| EXERCISE DETAILS |
Pictures must be kept out of the copy. Every entry is to be duplicated exactly.

☆ ☆ ☆ ☆

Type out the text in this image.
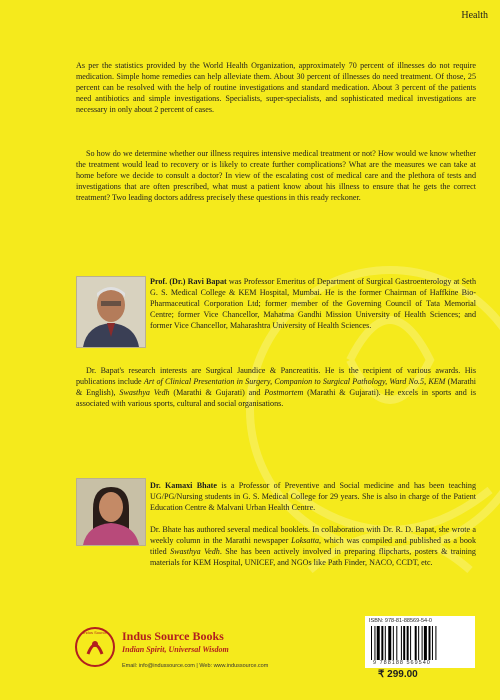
Health

As per the statistics provided by the World Health Organization, approximately 70 percent of illnesses do not require medication. Simple home remedies can help alleviate them. About 30 percent of illnesses do need treatment. Of those, 25 percent can be resolved with the help of routine investigations and standard medication. About 3 percent of the patients need antibiotics and simple investigations. Specialists, super-specialists, and sophisticated medical investigations are necessary in only about 2 percent of cases.

So how do we determine whether our illness requires intensive medical treatment or not? How would we know whether the treatment would lead to recovery or is likely to create further complications? What are the measures we can take at home before we decide to consult a doctor? In view of the escalating cost of medical care and the plethora of tests and investigations that are often prescribed, what must a patient know about his illness to ensure that he gets the correct treatment? Two leading doctors address precisely these questions in this ready reckoner.

Prof. (Dr.) Ravi Bapat was Professor Emeritus of Department of Surgical Gastroenterology at Seth G. S. Medical College & KEM Hospital, Mumbai. He is the former Chairman of Haffkine Bio-Pharmaceutical Corporation Ltd; former member of the Governing Council of Tata Memorial Centre; former Vice Chancellor, Mahatma Gandhi Mission University of Health Sciences; and former Vice Chancellor, Maharashtra University of Health Sciences.

Dr. Bapat's research interests are Surgical Jaundice & Pancreatitis. He is the recipient of various awards. His publications include Art of Clinical Presentation in Surgery, Companion to Surgical Pathology, Ward No.5, KEM (Marathi & English), Swasthya Vedh (Marathi & Gujarati) and Postmortem (Marathi & Gujarati). He excels in sports and is associated with various sports, cultural and social organisations.

Dr. Kamaxi Bhate is a Professor of Preventive and Social medicine and has been teaching UG/PG/Nursing students in G. S. Medical College for 29 years. She is also in charge of the Patient Education Centre & Malvani Urban Health Centre.

Dr. Bhate has authored several medical booklets. In collaboration with Dr. R. D. Bapat, she wrote a weekly column in the Marathi newspaper Loksatta, which was compiled and published as a book titled Swasthya Vedh. She has been actively involved in preparing flipcharts, posters & training materials for KEM Hospital, UNICEF, and NGOs like Path Finder, NACO, CCDT, etc.

Indus Source Indus Source Books
Indian Spirit, Universal Wisdom
Email: info@indussource.com | Web: www.indussource.com
ISBN: 978-81-88569-54-0
9 788188 569540
₹ 299.00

☆ ☆ ☆ ☆

| EXPECTED ANSWER |
Type out the text in this image.
Health

As per the statistics provided by the World Health Organization, approximately 70 percent of illnesses do not require medication. Simple home remedies can help alleviate them. About 30 percent of illnesses do need treatment. Of those, 25 percent can be resolved with the help of routine investigations and standard medication. About 3 percent of the patients need antibiotics and simple investigations. Specialists, super-specialists, and sophisticated medical investigations are necessary in only about 2 percent of cases.

So how do we determine whether our illness requires intensive medical treatment or not? How would we know whether the treatment would lead to recovery or is likely to create further complications? What are the measures we can take at home before we decide to consult a doctor? In view of the escalating cost of medical care and the plethora of tests and investigations that are often prescribed, what must a patient know about his illness to ensure that he gets the correct treatment? Two leading doctors address precisely these questions in this ready reckoner.

Prof. (Dr.) Ravi Bapat was Professor Emeritus of Department of Surgical Gastroenterology at Seth G. S. Medical College & KEM Hospital, Mumbai. He is the former Chairman of Haffkine Bio-Pharmaceutical Corporation Ltd; former member of the Governing Council of Tata Memorial Centre; former Vice Chancellor, Mahatma Gandhi Mission University of Health Sciences; and former Vice Chancellor, Maharashtra University of Health Sciences.

Dr. Bapat's research interests are Surgical Jaundice & Pancreatitis. He is the recipient of various awards. His publications include Art of Clinical Presentation in Surgery, Companion to Surgical Pathology, Ward No.5, KEM (Marathi & English), Swasthya Vedh (Marathi & Gujarati) and Postmortem (Marathi & Gujarati). He excels in sports and is associated with various sports, cultural and social organisations.

Dr. Kamaxi Bhate is a Professor of Preventive and Social medicine and has been teaching UG/PG/Nursing students in G. S. Medical College for 29 years. She is also in charge of the Patient Education Centre & Malvani Urban Health Centre.

Dr. Bhate has authored several medical booklets. In collaboration with Dr. R. D. Bapat, she wrote a weekly column in the Marathi newspaper Loksatta, which was compiled and published as a book titled Swasthya Vedh. She has been actively involved in preparing flipcharts, posters & training materials for KEM Hospital, UNICEF, and NGOs like Path Finder, NACO, CCDT, etc.

Indus Source Indus Source Books
Indian Spirit, Universal Wisdom
Email: info@indussource.com | Web: www.indussource.com
ISBN: 978-81-88569-54-0
9 788188 569540
₹ 299.00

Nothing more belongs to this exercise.